Task objective: Convert the entries, starting at the beginning and ending at the line that contains "bar-2014 xyxy=(510,468,519,489)", into a numbered list without any blank lines.

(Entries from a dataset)
################

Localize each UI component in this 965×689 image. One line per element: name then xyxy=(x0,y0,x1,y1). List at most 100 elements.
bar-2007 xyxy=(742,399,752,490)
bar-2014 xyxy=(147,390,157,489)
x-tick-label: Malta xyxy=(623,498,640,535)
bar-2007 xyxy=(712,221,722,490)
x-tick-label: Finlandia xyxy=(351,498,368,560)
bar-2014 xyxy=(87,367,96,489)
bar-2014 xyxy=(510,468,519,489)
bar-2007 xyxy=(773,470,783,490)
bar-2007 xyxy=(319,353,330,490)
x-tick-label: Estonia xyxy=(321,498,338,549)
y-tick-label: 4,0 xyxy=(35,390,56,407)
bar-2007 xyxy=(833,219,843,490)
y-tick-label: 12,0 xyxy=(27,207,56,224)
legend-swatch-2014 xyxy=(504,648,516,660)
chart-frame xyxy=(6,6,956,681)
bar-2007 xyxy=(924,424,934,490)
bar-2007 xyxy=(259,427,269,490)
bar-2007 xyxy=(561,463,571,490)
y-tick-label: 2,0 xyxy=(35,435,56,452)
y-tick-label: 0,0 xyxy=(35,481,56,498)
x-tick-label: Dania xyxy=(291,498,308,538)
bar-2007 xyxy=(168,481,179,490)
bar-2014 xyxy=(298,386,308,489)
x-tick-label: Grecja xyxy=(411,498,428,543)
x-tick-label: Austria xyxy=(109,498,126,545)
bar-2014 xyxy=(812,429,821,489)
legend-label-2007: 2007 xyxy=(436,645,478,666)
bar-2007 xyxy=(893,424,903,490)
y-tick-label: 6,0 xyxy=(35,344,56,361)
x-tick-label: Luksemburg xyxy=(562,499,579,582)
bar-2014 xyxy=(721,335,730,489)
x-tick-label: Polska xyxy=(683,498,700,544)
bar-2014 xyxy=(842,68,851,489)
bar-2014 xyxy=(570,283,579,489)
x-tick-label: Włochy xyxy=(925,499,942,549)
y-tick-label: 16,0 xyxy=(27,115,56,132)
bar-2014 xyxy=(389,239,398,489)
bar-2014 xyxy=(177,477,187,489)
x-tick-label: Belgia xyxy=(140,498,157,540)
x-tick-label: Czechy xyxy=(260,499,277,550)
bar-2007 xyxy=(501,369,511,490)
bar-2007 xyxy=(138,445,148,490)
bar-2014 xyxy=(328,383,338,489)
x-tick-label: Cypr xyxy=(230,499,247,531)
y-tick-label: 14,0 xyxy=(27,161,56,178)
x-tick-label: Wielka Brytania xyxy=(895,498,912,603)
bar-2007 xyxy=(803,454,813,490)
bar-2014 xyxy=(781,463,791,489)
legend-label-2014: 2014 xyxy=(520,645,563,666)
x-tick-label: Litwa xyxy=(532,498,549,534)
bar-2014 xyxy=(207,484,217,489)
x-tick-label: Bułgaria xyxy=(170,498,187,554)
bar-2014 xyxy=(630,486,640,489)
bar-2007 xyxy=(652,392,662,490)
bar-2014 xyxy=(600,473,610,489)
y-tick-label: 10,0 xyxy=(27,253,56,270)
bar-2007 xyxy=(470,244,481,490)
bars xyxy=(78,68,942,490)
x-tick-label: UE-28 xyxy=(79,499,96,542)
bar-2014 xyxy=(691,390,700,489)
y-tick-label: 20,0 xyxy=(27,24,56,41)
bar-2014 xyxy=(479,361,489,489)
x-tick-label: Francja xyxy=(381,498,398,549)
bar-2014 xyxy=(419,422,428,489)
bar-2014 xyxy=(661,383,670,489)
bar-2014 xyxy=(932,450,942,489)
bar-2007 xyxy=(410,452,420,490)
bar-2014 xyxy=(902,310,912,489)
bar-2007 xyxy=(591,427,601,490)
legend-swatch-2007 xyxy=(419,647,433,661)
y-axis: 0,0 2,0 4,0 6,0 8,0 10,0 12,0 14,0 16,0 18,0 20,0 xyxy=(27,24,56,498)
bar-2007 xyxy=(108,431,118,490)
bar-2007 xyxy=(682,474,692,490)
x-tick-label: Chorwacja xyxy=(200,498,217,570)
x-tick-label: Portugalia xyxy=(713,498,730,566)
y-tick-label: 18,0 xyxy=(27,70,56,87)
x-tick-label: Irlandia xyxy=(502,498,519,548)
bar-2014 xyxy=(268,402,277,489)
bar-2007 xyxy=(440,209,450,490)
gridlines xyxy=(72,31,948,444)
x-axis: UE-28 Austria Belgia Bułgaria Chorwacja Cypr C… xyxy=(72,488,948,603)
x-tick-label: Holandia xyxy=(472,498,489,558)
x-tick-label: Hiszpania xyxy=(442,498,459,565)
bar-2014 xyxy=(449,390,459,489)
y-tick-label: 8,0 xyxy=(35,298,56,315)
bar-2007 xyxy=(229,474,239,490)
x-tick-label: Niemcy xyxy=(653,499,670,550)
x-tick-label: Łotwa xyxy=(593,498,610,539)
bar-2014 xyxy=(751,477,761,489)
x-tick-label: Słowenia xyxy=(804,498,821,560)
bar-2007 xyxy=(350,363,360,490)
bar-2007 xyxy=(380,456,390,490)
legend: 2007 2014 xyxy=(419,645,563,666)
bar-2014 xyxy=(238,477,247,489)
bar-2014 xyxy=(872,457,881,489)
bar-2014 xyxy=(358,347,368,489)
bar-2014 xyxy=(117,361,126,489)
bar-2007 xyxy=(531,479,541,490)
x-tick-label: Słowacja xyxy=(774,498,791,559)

################

Response to the exercise:
1. Localize each UI component in this 965×689 image. One line per element: name then xyxy=(x0,y0,x1,y1). List at most 100 elements.
2. bar-2007 xyxy=(742,399,752,490)
3. bar-2014 xyxy=(147,390,157,489)
4. x-tick-label: Malta xyxy=(623,498,640,535)
5. bar-2007 xyxy=(712,221,722,490)
6. x-tick-label: Finlandia xyxy=(351,498,368,560)
7. bar-2014 xyxy=(87,367,96,489)
8. bar-2014 xyxy=(510,468,519,489)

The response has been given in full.